TASK REQUIREMENTS: Quote every line as given.

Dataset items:

.....

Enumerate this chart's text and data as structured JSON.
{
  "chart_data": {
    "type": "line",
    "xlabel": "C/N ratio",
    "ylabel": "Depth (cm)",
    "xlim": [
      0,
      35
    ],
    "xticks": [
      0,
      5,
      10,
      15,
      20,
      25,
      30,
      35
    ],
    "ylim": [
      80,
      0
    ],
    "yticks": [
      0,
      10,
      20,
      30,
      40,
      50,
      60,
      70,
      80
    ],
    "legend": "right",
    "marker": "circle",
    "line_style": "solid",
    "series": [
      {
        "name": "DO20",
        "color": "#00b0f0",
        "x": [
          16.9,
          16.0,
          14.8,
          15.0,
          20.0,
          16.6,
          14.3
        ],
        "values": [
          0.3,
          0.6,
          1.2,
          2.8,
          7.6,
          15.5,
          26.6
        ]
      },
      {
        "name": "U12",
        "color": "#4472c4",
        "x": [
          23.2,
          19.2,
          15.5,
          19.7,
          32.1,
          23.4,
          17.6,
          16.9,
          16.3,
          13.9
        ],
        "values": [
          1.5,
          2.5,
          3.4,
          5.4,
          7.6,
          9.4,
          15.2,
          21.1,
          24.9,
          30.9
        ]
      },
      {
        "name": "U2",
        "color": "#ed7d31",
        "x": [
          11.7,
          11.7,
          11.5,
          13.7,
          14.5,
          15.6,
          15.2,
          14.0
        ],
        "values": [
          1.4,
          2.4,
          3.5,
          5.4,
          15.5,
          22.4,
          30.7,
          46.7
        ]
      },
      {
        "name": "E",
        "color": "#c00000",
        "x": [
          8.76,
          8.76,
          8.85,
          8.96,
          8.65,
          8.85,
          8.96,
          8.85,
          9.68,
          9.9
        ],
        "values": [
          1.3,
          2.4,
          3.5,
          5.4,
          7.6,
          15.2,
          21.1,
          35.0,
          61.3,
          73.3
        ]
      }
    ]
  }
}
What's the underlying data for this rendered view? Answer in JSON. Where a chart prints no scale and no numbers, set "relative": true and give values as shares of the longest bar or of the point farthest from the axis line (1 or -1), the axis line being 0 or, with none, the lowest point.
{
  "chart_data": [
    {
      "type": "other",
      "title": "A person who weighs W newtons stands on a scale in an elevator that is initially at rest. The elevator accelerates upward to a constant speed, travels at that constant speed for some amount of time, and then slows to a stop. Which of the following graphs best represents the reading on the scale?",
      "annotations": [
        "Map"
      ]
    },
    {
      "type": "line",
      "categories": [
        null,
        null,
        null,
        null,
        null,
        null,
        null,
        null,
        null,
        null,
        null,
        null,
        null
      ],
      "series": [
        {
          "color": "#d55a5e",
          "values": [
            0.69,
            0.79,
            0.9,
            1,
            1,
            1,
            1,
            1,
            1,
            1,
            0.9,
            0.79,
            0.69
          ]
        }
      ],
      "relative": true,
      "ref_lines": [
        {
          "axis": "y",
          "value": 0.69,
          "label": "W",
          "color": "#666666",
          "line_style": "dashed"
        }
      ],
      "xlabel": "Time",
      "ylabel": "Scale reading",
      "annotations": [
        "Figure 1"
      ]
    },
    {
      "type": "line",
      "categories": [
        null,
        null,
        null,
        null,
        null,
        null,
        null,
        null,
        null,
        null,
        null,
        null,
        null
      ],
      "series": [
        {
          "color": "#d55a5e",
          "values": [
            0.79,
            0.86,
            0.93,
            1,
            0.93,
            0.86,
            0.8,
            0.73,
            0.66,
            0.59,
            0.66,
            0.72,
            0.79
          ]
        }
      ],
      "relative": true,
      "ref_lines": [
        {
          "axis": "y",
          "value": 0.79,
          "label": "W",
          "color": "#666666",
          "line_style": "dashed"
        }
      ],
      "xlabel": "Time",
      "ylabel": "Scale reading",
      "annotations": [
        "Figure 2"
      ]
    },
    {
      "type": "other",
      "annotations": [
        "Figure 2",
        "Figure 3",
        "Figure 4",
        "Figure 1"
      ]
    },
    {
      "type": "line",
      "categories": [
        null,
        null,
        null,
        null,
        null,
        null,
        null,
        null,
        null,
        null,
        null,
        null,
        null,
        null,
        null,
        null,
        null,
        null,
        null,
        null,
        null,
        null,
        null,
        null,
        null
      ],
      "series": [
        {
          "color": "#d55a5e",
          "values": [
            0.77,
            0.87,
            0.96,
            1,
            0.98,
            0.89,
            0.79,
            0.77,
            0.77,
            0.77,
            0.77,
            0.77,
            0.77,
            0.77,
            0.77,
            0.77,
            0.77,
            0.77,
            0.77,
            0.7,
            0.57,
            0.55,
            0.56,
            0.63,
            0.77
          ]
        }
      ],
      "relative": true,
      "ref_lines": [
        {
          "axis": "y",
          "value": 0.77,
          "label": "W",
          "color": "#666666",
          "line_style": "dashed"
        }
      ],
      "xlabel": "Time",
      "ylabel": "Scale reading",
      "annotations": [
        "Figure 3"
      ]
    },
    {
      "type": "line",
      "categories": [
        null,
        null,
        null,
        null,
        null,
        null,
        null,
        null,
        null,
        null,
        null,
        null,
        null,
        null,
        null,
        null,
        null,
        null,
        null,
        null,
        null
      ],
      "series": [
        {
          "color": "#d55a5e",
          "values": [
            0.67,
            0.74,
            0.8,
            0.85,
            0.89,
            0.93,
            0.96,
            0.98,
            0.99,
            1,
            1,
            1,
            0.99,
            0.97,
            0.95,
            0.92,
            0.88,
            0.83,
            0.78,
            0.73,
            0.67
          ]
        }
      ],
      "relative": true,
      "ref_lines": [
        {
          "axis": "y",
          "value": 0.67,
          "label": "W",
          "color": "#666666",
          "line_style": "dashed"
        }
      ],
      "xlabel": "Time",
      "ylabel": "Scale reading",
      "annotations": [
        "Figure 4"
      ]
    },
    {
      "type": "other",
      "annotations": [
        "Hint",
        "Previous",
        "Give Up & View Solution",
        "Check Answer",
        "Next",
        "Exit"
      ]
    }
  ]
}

.....

SOLUTION TO THIS TASK:
Enumerate this chart's text and data as structured JSON.
{
  "chart_data": {
    "type": "line",
    "xlabel": "C/N ratio",
    "ylabel": "Depth (cm)",
    "xlim": [
      0,
      35
    ],
    "xticks": [
      0,
      5,
      10,
      15,
      20,
      25,
      30,
      35
    ],
    "ylim": [
      80,
      0
    ],
    "yticks": [
      0,
      10,
      20,
      30,
      40,
      50,
      60,
      70,
      80
    ],
    "legend": "right",
    "marker": "circle",
    "line_style": "solid",
    "series": [
      {
        "name": "DO20",
        "color": "#00b0f0",
        "x": [
          16.9,
          16.0,
          14.8,
          15.0,
          20.0,
          16.6,
          14.3
        ],
        "values": [
          0.3,
          0.6,
          1.2,
          2.8,
          7.6,
          15.5,
          26.6
        ]
      },
      {
        "name": "U12",
        "color": "#4472c4",
        "x": [
          23.2,
          19.2,
          15.5,
          19.7,
          32.1,
          23.4,
          17.6,
          16.9,
          16.3,
          13.9
        ],
        "values": [
          1.5,
          2.5,
          3.4,
          5.4,
          7.6,
          9.4,
          15.2,
          21.1,
          24.9,
          30.9
        ]
      },
      {
        "name": "U2",
        "color": "#ed7d31",
        "x": [
          11.7,
          11.7,
          11.5,
          13.7,
          14.5,
          15.6,
          15.2,
          14.0
        ],
        "values": [
          1.4,
          2.4,
          3.5,
          5.4,
          15.5,
          22.4,
          30.7,
          46.7
        ]
      },
      {
        "name": "E",
        "color": "#c00000",
        "x": [
          8.76,
          8.76,
          8.85,
          8.96,
          8.65,
          8.85,
          8.96,
          8.85,
          9.68,
          9.9
        ],
        "values": [
          1.3,
          2.4,
          3.5,
          5.4,
          7.6,
          15.2,
          21.1,
          35.0,
          61.3,
          73.3
        ]
      }
    ]
  }
}
What's the underlying data for this rendered view? Answer in JSON. Where a chart prints no scale and no numbers, set "relative": true and give values as shares of the longest bar or of the point farthest from the axis line (1 or -1), the axis line being 0 or, with none, the lowest point.
{
  "chart_data": [
    {
      "type": "other",
      "title": "A person who weighs W newtons stands on a scale in an elevator that is initially at rest. The elevator accelerates upward to a constant speed, travels at that constant speed for some amount of time, and then slows to a stop. Which of the following graphs best represents the reading on the scale?",
      "annotations": [
        "Map"
      ]
    },
    {
      "type": "line",
      "categories": [
        null,
        null,
        null,
        null,
        null,
        null,
        null,
        null,
        null,
        null,
        null,
        null,
        null
      ],
      "series": [
        {
          "color": "#d55a5e",
          "values": [
            0.69,
            0.79,
            0.9,
            1,
            1,
            1,
            1,
            1,
            1,
            1,
            0.9,
            0.79,
            0.69
          ]
        }
      ],
      "relative": true,
      "ref_lines": [
        {
          "axis": "y",
          "value": 0.69,
          "label": "W",
          "color": "#666666",
          "line_style": "dashed"
        }
      ],
      "xlabel": "Time",
      "ylabel": "Scale reading",
      "annotations": [
        "Figure 1"
      ]
    },
    {
      "type": "line",
      "categories": [
        null,
        null,
        null,
        null,
        null,
        null,
        null,
        null,
        null,
        null,
        null,
        null,
        null
      ],
      "series": [
        {
          "color": "#d55a5e",
          "values": [
            0.79,
            0.86,
            0.93,
            1,
            0.93,
            0.86,
            0.8,
            0.73,
            0.66,
            0.59,
            0.66,
            0.72,
            0.79
          ]
        }
      ],
      "relative": true,
      "ref_lines": [
        {
          "axis": "y",
          "value": 0.79,
          "label": "W",
          "color": "#666666",
          "line_style": "dashed"
        }
      ],
      "xlabel": "Time",
      "ylabel": "Scale reading",
      "annotations": [
        "Figure 2"
      ]
    },
    {
      "type": "other",
      "annotations": [
        "Figure 2",
        "Figure 3",
        "Figure 4",
        "Figure 1"
      ]
    },
    {
      "type": "line",
      "categories": [
        null,
        null,
        null,
        null,
        null,
        null,
        null,
        null,
        null,
        null,
        null,
        null,
        null,
        null,
        null,
        null,
        null,
        null,
        null,
        null,
        null,
        null,
        null,
        null,
        null
      ],
      "series": [
        {
          "color": "#d55a5e",
          "values": [
            0.77,
            0.87,
            0.96,
            1,
            0.98,
            0.89,
            0.79,
            0.77,
            0.77,
            0.77,
            0.77,
            0.77,
            0.77,
            0.77,
            0.77,
            0.77,
            0.77,
            0.77,
            0.77,
            0.7,
            0.57,
            0.55,
            0.56,
            0.63,
            0.77
          ]
        }
      ],
      "relative": true,
      "ref_lines": [
        {
          "axis": "y",
          "value": 0.77,
          "label": "W",
          "color": "#666666",
          "line_style": "dashed"
        }
      ],
      "xlabel": "Time",
      "ylabel": "Scale reading",
      "annotations": [
        "Figure 3"
      ]
    },
    {
      "type": "line",
      "categories": [
        null,
        null,
        null,
        null,
        null,
        null,
        null,
        null,
        null,
        null,
        null,
        null,
        null,
        null,
        null,
        null,
        null,
        null,
        null,
        null,
        null
      ],
      "series": [
        {
          "color": "#d55a5e",
          "values": [
            0.67,
            0.74,
            0.8,
            0.85,
            0.89,
            0.93,
            0.96,
            0.98,
            0.99,
            1,
            1,
            1,
            0.99,
            0.97,
            0.95,
            0.92,
            0.88,
            0.83,
            0.78,
            0.73,
            0.67
          ]
        }
      ],
      "relative": true,
      "ref_lines": [
        {
          "axis": "y",
          "value": 0.67,
          "label": "W",
          "color": "#666666",
          "line_style": "dashed"
        }
      ],
      "xlabel": "Time",
      "ylabel": "Scale reading",
      "annotations": [
        "Figure 4"
      ]
    },
    {
      "type": "other",
      "annotations": [
        "Hint",
        "Previous",
        "Give Up & View Solution",
        "Check Answer",
        "Next",
        "Exit"
      ]
    }
  ]
}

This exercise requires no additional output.